QUOTED PASSAGE:
Monday, February 18, 2008

Speaking in tongues

We were talking today at work about how nobody in this city speaks Hindi as it should ideally be spoken. Except perhaps Amitabh Bachchan, someone said with a bit of a sly grin showing. His sonorous voice and his nicely rounded vowels make listening to him a pleasure, though I did hear some time ago that some of his voice-overs were actually done by someone else and you could tell the difference only if you knew whether the Big B had done the assignment or not. Be that – as I giggle saying – as it may, there is admittedly hardly anyone I know who is a good average Mumbaikar and who can do the Hindi thing like it should be done. Our Bollywood movie stars least of all.

Most of them speak in tongues that are not discernibly anything. In the ‘old days’, as my irascible boss loves to put it, the actors came from parts beyond, usually north-ish, and spoke Hindi like the natives of the heartland that they were. Dharmendra had his good looks and his drawl to endear him to the masses who clamoured to watch his films. And he spoke decent Hindi, though he stumbled through English with pitiable results – every speech he made at every awards function was fraught with stress and effort for both the actor and his viewers. Then there was Dilip Kumar, who had moments of chaste Urdu in his public appearances. And there was Sanjiv Kumar, Rajesh Khanna and so many more. The women, too, were articulate, from Madhubala to Geeta Bali to Sadhana, even Hema Malini, who spoke good Hindi in a wonderfully Tamilian accent and never managed to do much with her English, even years after being the well-travelled public persona that she is.

Today the younger stars, be it Shah Rukh Khan or Salman Khan, Aamir Khan or any of the others of that generation, are far more comfortable in English, albeit oddly accented at times and definitely ‘Indian’. When SRK speaks to the public through a media interview or some kind of special show, he tends to say whatever he wants to say in ‘Hinglish’, mixing his own special brand of cocktail that works wonders for his articulate and expressive image as well as for his appeal to even those who are not Khan fans. Salman Khan speaks his strangely American-accented English without very much hesitation, though where he acquired his twang is still a mystery. Aamir Khan talks a lot when he does say anything, and he goes far deeper and is a lot more diplomatic than his peers. Akshay Kumar’s English is not as good as his Hindi and the action-emotion star very wisely sticks to the language he is more comfortable in, which makes a lot more sense than to babble on in a strange tongue that no one really understands but is too polite to question.

The women, too, are off-and-on types when it comes to speaking. Kajol talks a lot, in loud and very ‘Bombay’ English, though her Hindi is not bad either. Rani tends to trip over her pronunciation, and her accent is never very far from her Bengali roots. Tabu is unabashedly a non-English speaker, never mind her experience, and Manisha Koirala’s speech varies with her escort of the moment. Priyanka Chopra, Lara Dutta, Sushmita Sen and Dia Mirza are very articulate and can hold their own in an international forum, but Aishwarya Rai’s accent tends to slip into Tulu when she is self-conscious, which is most of the time. But all these women have the unfair advantage of being well-finished products of their time, polished from toenails to phonetics. And they have been communicating internationally for so long now that it all comes naturally.

Which makes me wonder – if the men were shoved into international beauty pageants, would they speak better?

Entries from a data source
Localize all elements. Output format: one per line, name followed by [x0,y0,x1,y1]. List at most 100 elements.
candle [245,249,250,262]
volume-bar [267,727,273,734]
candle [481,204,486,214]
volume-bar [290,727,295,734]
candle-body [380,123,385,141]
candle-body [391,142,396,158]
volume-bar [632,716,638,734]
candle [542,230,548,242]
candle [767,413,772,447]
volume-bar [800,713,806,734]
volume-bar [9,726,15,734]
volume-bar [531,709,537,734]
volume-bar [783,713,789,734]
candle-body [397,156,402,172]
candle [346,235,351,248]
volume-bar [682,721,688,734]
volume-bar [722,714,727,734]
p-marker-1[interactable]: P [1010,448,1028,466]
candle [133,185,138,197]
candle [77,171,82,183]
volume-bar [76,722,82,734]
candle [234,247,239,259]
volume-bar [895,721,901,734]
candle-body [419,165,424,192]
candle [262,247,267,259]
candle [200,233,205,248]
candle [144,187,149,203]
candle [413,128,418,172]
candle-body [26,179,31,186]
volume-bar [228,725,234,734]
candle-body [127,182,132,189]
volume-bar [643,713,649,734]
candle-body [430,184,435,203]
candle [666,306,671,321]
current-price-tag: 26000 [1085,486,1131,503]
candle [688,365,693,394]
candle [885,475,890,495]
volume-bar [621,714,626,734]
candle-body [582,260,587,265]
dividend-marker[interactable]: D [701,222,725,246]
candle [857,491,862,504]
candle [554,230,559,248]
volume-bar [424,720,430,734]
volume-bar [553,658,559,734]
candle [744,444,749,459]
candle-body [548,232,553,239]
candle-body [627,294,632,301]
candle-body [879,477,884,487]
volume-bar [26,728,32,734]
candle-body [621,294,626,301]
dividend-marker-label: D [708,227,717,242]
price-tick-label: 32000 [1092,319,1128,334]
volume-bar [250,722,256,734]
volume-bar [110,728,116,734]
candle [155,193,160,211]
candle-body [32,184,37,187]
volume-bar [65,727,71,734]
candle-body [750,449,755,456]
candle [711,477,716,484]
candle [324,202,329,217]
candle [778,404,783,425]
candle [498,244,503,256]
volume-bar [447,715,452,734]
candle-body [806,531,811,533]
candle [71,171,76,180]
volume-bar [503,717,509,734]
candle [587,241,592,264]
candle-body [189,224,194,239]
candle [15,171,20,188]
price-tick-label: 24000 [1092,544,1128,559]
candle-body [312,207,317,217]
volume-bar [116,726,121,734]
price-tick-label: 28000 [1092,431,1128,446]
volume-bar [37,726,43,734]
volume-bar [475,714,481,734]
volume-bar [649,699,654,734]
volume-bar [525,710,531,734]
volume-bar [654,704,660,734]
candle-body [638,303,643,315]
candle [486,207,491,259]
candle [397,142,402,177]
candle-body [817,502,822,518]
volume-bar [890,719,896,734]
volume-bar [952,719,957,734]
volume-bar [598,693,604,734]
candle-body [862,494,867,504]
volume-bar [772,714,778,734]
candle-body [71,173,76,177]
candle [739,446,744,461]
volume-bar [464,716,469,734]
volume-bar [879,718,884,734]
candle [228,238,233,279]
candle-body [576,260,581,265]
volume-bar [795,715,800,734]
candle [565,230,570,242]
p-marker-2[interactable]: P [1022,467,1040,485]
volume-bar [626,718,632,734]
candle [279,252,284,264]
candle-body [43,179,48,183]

ACTIVITY:
In the post about how film stars speak, please say whose accent tends to slip into Tulu when she is self-conscious.

SOLUTION TO THE PROBLEM:
Aishwarya Rai's